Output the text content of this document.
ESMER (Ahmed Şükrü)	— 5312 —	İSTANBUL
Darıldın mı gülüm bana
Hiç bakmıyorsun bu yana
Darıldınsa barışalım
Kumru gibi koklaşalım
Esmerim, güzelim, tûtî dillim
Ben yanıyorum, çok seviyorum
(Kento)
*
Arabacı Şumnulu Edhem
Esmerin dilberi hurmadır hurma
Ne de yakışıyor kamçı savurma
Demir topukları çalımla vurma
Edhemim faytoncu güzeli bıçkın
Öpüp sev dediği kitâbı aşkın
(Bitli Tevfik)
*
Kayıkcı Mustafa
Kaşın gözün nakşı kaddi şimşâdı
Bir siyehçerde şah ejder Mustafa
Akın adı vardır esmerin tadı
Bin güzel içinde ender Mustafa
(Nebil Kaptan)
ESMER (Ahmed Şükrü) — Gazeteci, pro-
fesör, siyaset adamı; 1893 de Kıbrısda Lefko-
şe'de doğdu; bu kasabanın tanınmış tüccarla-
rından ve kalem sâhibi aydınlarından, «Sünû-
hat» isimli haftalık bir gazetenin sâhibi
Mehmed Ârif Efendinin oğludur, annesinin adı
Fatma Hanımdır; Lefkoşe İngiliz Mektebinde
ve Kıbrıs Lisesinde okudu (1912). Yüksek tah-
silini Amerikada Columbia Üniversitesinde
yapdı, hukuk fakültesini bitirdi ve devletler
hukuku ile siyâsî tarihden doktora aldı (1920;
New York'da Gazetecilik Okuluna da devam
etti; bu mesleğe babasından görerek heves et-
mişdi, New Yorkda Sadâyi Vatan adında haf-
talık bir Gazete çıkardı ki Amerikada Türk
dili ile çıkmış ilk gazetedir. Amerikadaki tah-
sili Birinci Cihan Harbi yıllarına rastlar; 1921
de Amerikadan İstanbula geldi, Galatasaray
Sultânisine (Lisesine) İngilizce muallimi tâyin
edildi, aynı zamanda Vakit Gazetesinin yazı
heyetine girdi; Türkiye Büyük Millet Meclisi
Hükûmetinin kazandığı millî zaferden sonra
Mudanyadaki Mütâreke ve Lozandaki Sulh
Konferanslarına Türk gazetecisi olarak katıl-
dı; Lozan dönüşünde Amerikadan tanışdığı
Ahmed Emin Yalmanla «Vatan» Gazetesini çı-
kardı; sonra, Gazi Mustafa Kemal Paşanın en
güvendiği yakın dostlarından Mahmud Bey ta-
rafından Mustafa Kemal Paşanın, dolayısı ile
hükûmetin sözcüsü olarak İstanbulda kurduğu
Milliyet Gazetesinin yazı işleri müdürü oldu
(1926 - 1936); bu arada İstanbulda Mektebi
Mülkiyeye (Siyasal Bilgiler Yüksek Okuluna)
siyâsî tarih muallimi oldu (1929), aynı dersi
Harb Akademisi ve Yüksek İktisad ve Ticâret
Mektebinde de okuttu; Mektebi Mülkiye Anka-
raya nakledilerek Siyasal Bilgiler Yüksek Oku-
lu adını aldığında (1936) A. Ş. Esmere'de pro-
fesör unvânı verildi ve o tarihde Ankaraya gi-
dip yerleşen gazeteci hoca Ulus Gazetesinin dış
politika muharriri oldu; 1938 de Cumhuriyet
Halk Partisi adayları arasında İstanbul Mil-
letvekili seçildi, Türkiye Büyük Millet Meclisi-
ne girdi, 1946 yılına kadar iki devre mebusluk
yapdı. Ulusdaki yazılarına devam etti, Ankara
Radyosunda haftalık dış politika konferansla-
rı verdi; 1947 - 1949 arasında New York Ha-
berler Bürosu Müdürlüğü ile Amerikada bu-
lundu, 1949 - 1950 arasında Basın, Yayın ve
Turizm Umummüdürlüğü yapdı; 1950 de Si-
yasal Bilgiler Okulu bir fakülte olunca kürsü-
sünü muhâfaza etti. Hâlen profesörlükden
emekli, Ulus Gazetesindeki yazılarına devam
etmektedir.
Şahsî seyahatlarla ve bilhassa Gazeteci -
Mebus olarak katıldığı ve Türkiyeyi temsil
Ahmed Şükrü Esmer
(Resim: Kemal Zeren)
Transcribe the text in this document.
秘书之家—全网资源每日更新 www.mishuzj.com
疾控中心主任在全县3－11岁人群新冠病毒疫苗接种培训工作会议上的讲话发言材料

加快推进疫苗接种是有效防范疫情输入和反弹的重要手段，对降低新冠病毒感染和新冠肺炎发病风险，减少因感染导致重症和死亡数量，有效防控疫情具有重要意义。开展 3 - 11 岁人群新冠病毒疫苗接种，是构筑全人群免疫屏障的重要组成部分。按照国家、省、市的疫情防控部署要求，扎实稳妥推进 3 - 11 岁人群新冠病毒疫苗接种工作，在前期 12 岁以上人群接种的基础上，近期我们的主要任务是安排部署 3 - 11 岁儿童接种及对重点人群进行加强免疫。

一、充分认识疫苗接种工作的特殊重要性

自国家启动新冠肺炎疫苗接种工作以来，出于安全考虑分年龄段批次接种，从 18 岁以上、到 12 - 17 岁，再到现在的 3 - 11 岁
===============
TASK TO COMPLETE ▸ Copy all lines from the listing that contain "politika".

WRITTEN ANSWER ▸
politika muharriri oldu; 1938 de Cumhuriyet
Radyosunda haftalık dış politika konferansla-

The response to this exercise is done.